▶ [Material shown]:

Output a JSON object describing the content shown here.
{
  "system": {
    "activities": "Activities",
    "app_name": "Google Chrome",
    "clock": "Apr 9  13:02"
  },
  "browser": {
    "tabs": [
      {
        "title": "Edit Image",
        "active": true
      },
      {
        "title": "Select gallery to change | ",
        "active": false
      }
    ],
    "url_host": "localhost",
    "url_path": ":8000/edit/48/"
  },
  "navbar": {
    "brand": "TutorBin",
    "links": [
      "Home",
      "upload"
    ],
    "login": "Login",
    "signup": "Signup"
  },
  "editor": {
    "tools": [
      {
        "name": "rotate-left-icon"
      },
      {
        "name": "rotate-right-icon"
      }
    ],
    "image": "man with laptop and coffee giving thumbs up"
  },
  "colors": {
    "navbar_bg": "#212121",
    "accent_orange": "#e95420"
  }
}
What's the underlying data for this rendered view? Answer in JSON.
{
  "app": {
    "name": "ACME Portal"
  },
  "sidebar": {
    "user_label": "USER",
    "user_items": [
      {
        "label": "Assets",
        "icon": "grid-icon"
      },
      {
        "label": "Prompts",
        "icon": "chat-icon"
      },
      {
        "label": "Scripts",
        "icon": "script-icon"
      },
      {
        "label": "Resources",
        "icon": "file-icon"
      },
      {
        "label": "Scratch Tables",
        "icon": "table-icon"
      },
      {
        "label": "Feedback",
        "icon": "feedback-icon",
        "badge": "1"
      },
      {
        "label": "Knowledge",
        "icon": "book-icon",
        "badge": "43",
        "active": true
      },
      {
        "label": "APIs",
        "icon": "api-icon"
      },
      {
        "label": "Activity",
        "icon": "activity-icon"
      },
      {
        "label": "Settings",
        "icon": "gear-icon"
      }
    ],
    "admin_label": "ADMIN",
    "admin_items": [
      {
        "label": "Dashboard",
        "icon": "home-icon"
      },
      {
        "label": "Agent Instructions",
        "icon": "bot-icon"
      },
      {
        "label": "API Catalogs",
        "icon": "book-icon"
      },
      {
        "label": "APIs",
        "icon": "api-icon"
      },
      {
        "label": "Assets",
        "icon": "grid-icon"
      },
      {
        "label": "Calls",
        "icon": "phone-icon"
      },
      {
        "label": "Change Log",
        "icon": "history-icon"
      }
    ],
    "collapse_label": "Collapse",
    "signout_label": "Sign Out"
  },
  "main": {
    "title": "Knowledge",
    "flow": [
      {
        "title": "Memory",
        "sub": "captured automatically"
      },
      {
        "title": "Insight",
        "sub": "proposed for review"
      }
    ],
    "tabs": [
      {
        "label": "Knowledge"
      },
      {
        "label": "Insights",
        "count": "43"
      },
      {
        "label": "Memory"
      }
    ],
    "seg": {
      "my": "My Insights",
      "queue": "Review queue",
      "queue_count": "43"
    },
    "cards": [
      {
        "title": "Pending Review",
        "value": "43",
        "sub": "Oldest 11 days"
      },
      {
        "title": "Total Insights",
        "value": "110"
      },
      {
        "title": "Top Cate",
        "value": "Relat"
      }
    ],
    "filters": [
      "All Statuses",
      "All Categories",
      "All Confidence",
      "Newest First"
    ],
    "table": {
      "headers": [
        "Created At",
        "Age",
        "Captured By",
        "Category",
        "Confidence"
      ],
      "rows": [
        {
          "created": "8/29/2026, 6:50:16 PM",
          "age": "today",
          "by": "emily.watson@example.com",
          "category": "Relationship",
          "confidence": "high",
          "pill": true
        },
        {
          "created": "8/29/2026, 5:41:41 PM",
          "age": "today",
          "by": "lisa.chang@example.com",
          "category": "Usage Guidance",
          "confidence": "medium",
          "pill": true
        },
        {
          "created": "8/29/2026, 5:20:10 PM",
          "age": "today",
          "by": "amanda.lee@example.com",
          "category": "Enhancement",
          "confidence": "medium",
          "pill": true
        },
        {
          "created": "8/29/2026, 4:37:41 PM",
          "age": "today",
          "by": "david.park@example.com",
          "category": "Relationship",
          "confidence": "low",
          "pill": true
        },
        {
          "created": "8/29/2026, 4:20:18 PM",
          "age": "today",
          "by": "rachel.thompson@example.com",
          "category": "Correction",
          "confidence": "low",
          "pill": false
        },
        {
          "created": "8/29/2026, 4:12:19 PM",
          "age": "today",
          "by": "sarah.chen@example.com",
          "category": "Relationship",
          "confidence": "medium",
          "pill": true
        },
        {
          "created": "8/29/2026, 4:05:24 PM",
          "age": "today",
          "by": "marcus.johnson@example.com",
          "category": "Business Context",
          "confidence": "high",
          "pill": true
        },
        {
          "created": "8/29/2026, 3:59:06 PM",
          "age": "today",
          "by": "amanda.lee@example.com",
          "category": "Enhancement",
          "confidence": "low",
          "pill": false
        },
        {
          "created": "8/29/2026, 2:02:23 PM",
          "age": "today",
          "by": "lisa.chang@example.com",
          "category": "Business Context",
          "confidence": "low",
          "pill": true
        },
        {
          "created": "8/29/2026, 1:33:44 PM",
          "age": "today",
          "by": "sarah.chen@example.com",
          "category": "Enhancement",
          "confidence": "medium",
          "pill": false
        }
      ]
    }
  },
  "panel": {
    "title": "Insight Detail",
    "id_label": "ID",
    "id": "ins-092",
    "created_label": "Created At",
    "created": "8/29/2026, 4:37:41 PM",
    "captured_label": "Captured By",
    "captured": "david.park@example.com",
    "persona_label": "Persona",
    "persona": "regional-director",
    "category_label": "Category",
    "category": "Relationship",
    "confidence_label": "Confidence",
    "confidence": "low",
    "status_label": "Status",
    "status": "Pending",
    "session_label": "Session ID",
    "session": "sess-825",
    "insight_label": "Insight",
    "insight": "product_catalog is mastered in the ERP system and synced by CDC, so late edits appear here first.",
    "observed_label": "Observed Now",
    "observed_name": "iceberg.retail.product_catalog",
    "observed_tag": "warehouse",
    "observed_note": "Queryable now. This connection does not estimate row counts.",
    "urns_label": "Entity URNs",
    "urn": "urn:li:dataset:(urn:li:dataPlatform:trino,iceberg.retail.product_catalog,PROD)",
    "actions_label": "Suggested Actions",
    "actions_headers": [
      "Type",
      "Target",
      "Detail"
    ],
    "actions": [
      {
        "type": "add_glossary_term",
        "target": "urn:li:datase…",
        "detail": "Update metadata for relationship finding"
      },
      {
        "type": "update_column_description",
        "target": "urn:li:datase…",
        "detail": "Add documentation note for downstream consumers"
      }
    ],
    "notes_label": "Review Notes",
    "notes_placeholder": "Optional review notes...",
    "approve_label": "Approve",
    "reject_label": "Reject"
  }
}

▶ [Given problem]: Print the material verbatim, all of it.

▶ [Response]:
Output a JSON object describing the content shown here.
{
  "system": {
    "activities": "Activities",
    "app_name": "Google Chrome",
    "clock": "Apr 9  13:02"
  },
  "browser": {
    "tabs": [
      {
        "title": "Edit Image",
        "active": true
      },
      {
        "title": "Select gallery to change | ",
        "active": false
      }
    ],
    "url_host": "localhost",
    "url_path": ":8000/edit/48/"
  },
  "navbar": {
    "brand": "TutorBin",
    "links": [
      "Home",
      "upload"
    ],
    "login": "Login",
    "signup": "Signup"
  },
  "editor": {
    "tools": [
      {
        "name": "rotate-left-icon"
      },
      {
        "name": "rotate-right-icon"
      }
    ],
    "image": "man with laptop and coffee giving thumbs up"
  },
  "colors": {
    "navbar_bg": "#212121",
    "accent_orange": "#e95420"
  }
}
What's the underlying data for this rendered view? Answer in JSON.
{
  "app": {
    "name": "ACME Portal"
  },
  "sidebar": {
    "user_label": "USER",
    "user_items": [
      {
        "label": "Assets",
        "icon": "grid-icon"
      },
      {
        "label": "Prompts",
        "icon": "chat-icon"
      },
      {
        "label": "Scripts",
        "icon": "script-icon"
      },
      {
        "label": "Resources",
        "icon": "file-icon"
      },
      {
        "label": "Scratch Tables",
        "icon": "table-icon"
      },
      {
        "label": "Feedback",
        "icon": "feedback-icon",
        "badge": "1"
      },
      {
        "label": "Knowledge",
        "icon": "book-icon",
        "badge": "43",
        "active": true
      },
      {
        "label": "APIs",
        "icon": "api-icon"
      },
      {
        "label": "Activity",
        "icon": "activity-icon"
      },
      {
        "label": "Settings",
        "icon": "gear-icon"
      }
    ],
    "admin_label": "ADMIN",
    "admin_items": [
      {
        "label": "Dashboard",
        "icon": "home-icon"
      },
      {
        "label": "Agent Instructions",
        "icon": "bot-icon"
      },
      {
        "label": "API Catalogs",
        "icon": "book-icon"
      },
      {
        "label": "APIs",
        "icon": "api-icon"
      },
      {
        "label": "Assets",
        "icon": "grid-icon"
      },
      {
        "label": "Calls",
        "icon": "phone-icon"
      },
      {
        "label": "Change Log",
        "icon": "history-icon"
      }
    ],
    "collapse_label": "Collapse",
    "signout_label": "Sign Out"
  },
  "main": {
    "title": "Knowledge",
    "flow": [
      {
        "title": "Memory",
        "sub": "captured automatically"
      },
      {
        "title": "Insight",
        "sub": "proposed for review"
      }
    ],
    "tabs": [
      {
        "label": "Knowledge"
      },
      {
        "label": "Insights",
        "count": "43"
      },
      {
        "label": "Memory"
      }
    ],
    "seg": {
      "my": "My Insights",
      "queue": "Review queue",
      "queue_count": "43"
    },
    "cards": [
      {
        "title": "Pending Review",
        "value": "43",
        "sub": "Oldest 11 days"
      },
      {
        "title": "Total Insights",
        "value": "110"
      },
      {
        "title": "Top Cate",
        "value": "Relat"
      }
    ],
    "filters": [
      "All Statuses",
      "All Categories",
      "All Confidence",
      "Newest First"
    ],
    "table": {
      "headers": [
        "Created At",
        "Age",
        "Captured By",
        "Category",
        "Confidence"
      ],
      "rows": [
        {
          "created": "8/29/2026, 6:50:16 PM",
          "age": "today",
          "by": "emily.watson@example.com",
          "category": "Relationship",
          "confidence": "high",
          "pill": true
        },
        {
          "created": "8/29/2026, 5:41:41 PM",
          "age": "today",
          "by": "lisa.chang@example.com",
          "category": "Usage Guidance",
          "confidence": "medium",
          "pill": true
        },
        {
          "created": "8/29/2026, 5:20:10 PM",
          "age": "today",
          "by": "amanda.lee@example.com",
          "category": "Enhancement",
          "confidence": "medium",
          "pill": true
        },
        {
          "created": "8/29/2026, 4:37:41 PM",
          "age": "today",
          "by": "david.park@example.com",
          "category": "Relationship",
          "confidence": "low",
          "pill": true
        },
        {
          "created": "8/29/2026, 4:20:18 PM",
          "age": "today",
          "by": "rachel.thompson@example.com",
          "category": "Correction",
          "confidence": "low",
          "pill": false
        },
        {
          "created": "8/29/2026, 4:12:19 PM",
          "age": "today",
          "by": "sarah.chen@example.com",
          "category": "Relationship",
          "confidence": "medium",
          "pill": true
        },
        {
          "created": "8/29/2026, 4:05:24 PM",
          "age": "today",
          "by": "marcus.johnson@example.com",
          "category": "Business Context",
          "confidence": "high",
          "pill": true
        },
        {
          "created": "8/29/2026, 3:59:06 PM",
          "age": "today",
          "by": "amanda.lee@example.com",
          "category": "Enhancement",
          "confidence": "low",
          "pill": false
        },
        {
          "created": "8/29/2026, 2:02:23 PM",
          "age": "today",
          "by": "lisa.chang@example.com",
          "category": "Business Context",
          "confidence": "low",
          "pill": true
        },
        {
          "created": "8/29/2026, 1:33:44 PM",
          "age": "today",
          "by": "sarah.chen@example.com",
          "category": "Enhancement",
          "confidence": "medium",
          "pill": false
        }
      ]
    }
  },
  "panel": {
    "title": "Insight Detail",
    "id_label": "ID",
    "id": "ins-092",
    "created_label": "Created At",
    "created": "8/29/2026, 4:37:41 PM",
    "captured_label": "Captured By",
    "captured": "david.park@example.com",
    "persona_label": "Persona",
    "persona": "regional-director",
    "category_label": "Category",
    "category": "Relationship",
    "confidence_label": "Confidence",
    "confidence": "low",
    "status_label": "Status",
    "status": "Pending",
    "session_label": "Session ID",
    "session": "sess-825",
    "insight_label": "Insight",
    "insight": "product_catalog is mastered in the ERP system and synced by CDC, so late edits appear here first.",
    "observed_label": "Observed Now",
    "observed_name": "iceberg.retail.product_catalog",
    "observed_tag": "warehouse",
    "observed_note": "Queryable now. This connection does not estimate row counts.",
    "urns_label": "Entity URNs",
    "urn": "urn:li:dataset:(urn:li:dataPlatform:trino,iceberg.retail.product_catalog,PROD)",
    "actions_label": "Suggested Actions",
    "actions_headers": [
      "Type",
      "Target",
      "Detail"
    ],
    "actions": [
      {
        "type": "add_glossary_term",
        "target": "urn:li:datase…",
        "detail": "Update metadata for relationship finding"
      },
      {
        "type": "update_column_description",
        "target": "urn:li:datase…",
        "detail": "Add documentation note for downstream consumers"
      }
    ],
    "notes_label": "Review Notes",
    "notes_placeholder": "Optional review notes...",
    "approve_label": "Approve",
    "reject_label": "Reject"
  }
}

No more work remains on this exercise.